>> Begin GIVEN DATA

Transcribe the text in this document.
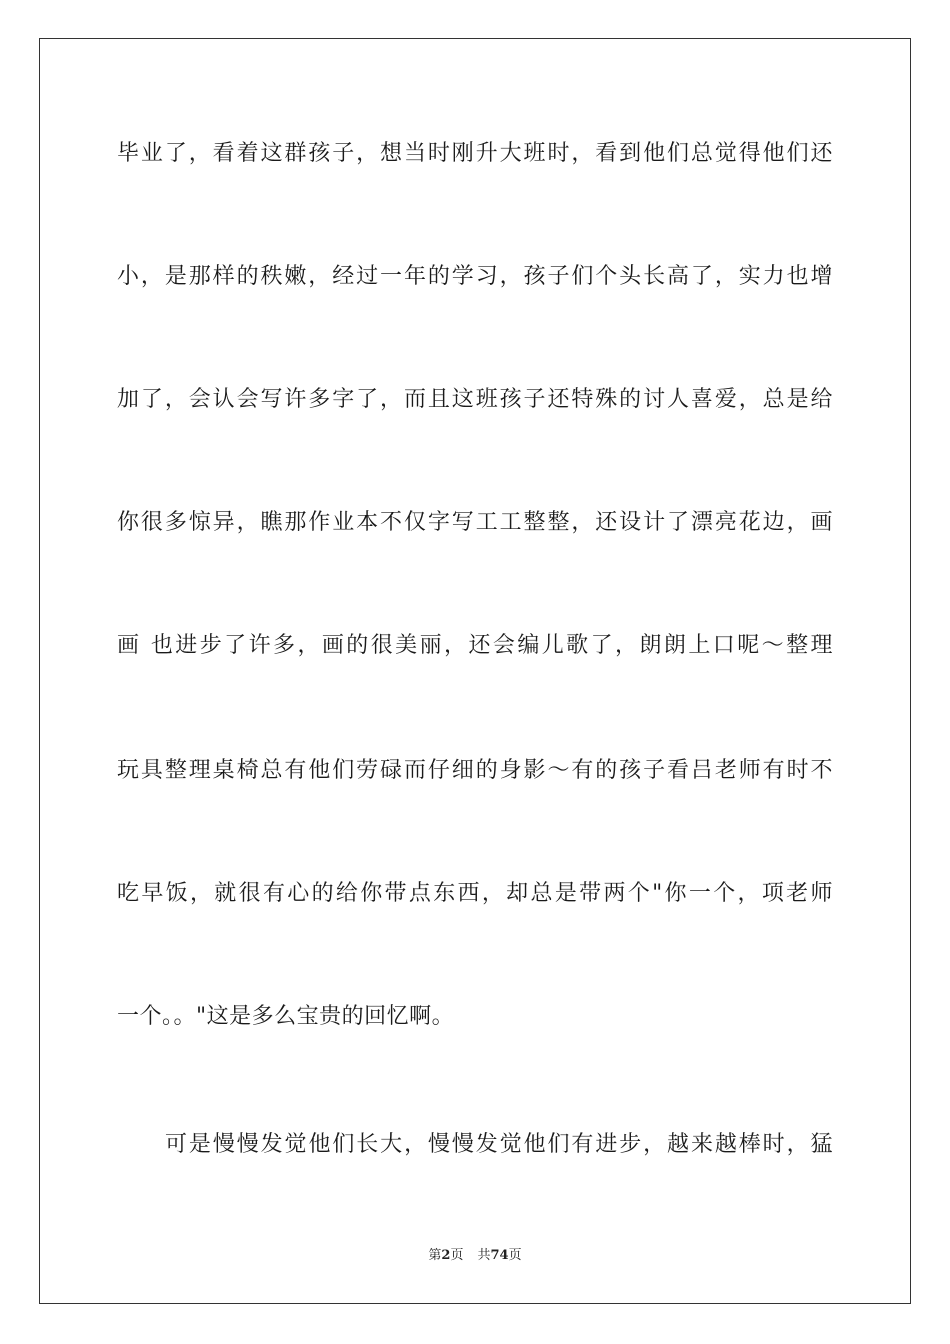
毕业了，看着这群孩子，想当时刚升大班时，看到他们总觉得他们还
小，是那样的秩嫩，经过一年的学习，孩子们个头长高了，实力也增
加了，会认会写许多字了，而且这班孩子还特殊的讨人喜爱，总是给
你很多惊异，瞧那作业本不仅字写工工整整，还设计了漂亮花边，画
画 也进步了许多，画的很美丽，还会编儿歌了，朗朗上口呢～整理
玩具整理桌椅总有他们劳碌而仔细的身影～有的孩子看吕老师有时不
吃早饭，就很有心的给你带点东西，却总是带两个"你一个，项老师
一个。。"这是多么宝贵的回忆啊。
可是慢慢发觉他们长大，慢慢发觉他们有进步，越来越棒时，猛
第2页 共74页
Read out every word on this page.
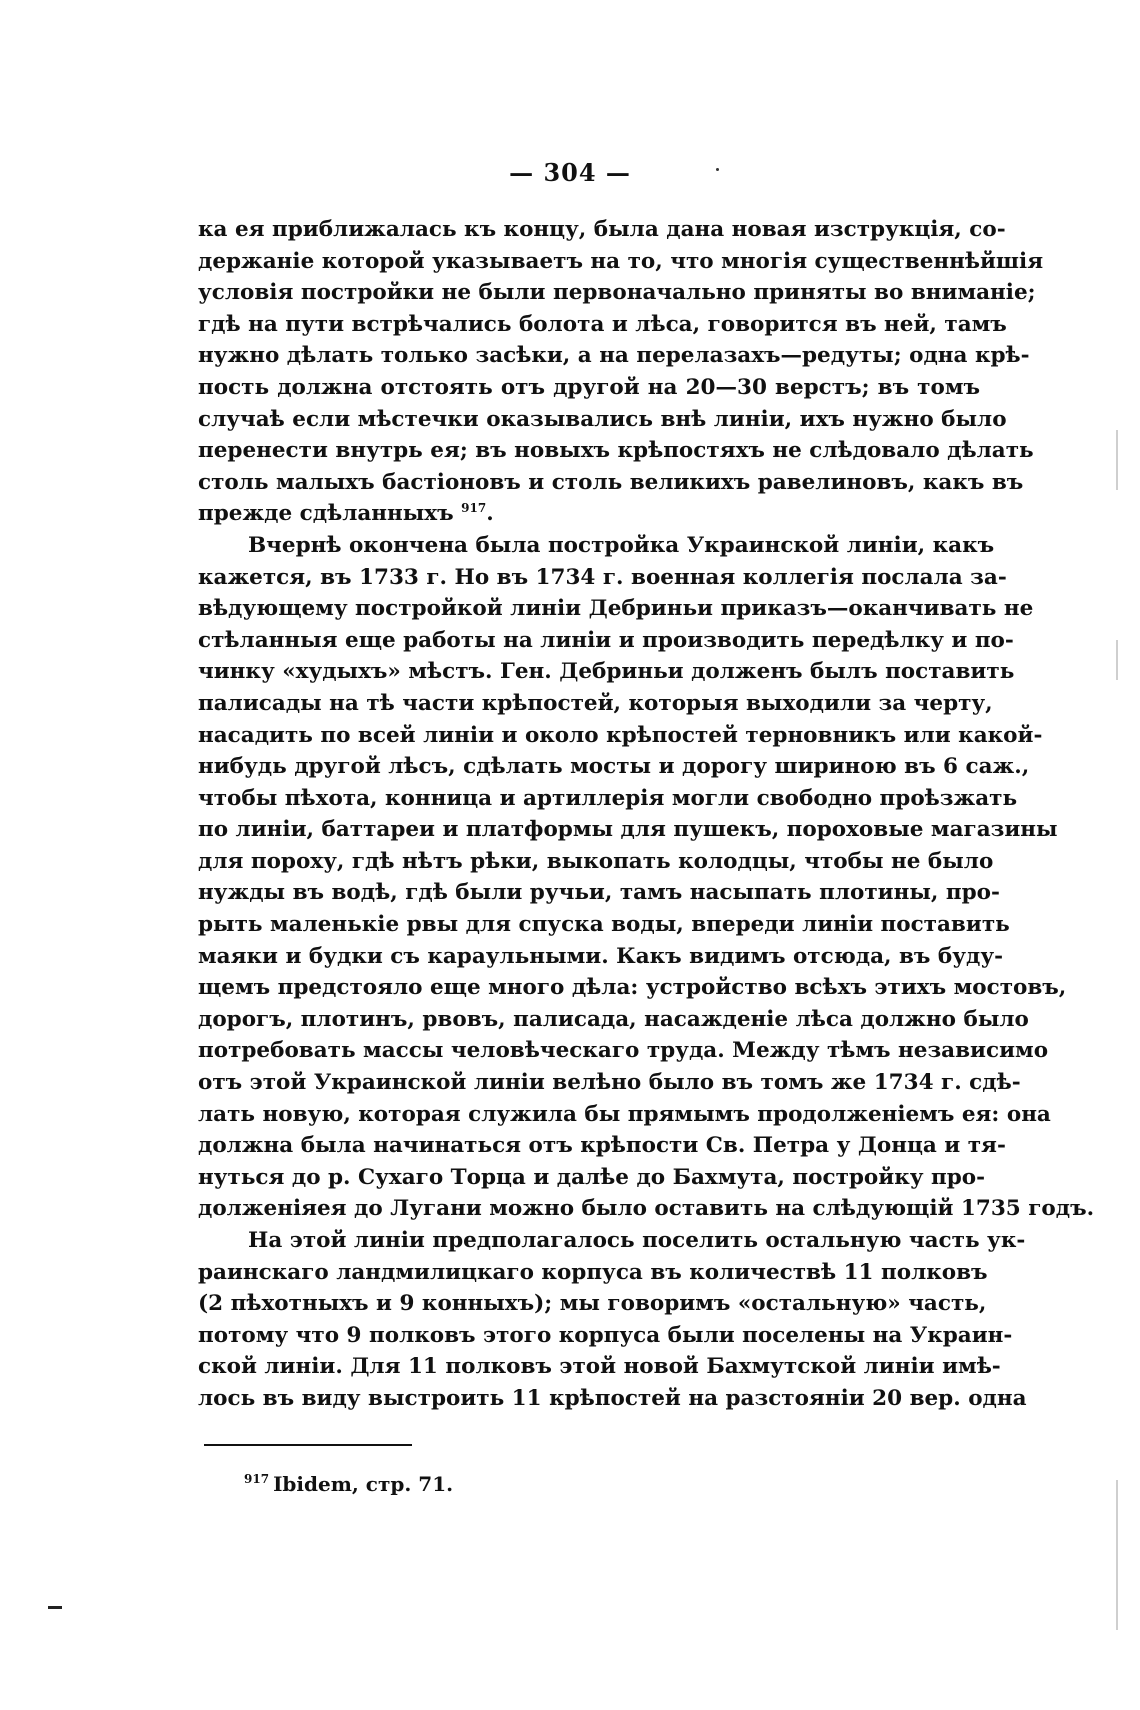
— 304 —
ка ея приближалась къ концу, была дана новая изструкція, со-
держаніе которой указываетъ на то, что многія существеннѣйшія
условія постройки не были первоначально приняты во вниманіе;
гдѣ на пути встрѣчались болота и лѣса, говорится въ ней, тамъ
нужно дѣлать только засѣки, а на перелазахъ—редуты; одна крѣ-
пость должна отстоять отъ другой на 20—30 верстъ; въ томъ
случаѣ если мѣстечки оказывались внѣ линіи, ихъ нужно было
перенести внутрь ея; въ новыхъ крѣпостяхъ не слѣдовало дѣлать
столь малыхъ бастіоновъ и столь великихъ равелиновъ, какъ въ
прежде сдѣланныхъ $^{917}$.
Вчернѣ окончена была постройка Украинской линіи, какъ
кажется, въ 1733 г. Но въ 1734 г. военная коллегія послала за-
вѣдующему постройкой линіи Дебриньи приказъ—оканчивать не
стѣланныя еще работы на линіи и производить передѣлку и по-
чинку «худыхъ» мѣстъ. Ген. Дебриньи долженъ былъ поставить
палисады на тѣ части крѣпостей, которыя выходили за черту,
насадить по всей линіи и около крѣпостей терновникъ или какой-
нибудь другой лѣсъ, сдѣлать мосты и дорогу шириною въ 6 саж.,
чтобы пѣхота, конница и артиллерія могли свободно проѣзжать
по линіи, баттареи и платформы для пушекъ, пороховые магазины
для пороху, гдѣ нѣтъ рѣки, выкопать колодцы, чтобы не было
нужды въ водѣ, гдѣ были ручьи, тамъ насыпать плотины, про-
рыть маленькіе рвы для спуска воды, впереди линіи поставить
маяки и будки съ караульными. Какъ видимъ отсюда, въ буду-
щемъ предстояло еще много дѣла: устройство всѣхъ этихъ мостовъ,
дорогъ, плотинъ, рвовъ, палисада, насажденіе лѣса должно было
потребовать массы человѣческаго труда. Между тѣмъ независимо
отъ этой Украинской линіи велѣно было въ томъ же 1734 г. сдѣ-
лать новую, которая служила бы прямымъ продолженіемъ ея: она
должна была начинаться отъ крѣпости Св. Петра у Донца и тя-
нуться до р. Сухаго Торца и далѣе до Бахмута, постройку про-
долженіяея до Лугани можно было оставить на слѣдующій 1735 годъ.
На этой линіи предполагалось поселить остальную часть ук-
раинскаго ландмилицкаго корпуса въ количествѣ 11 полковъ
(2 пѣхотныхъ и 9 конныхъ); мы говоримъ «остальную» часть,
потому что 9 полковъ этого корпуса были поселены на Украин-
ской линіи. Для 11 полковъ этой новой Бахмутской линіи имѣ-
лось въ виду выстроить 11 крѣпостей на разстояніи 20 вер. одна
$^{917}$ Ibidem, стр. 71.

>> End GIVEN DATA

▶ **WHAT YOU SHOULD DO**:
Using the records above, gather all lines where the string "нужно" is present.

▶ **THE ANSWER**:
нужно дѣлать только засѣки, а на перелазахъ—редуты; одна крѣ-
случаѣ если мѣстечки оказывались внѣ линіи, ихъ нужно было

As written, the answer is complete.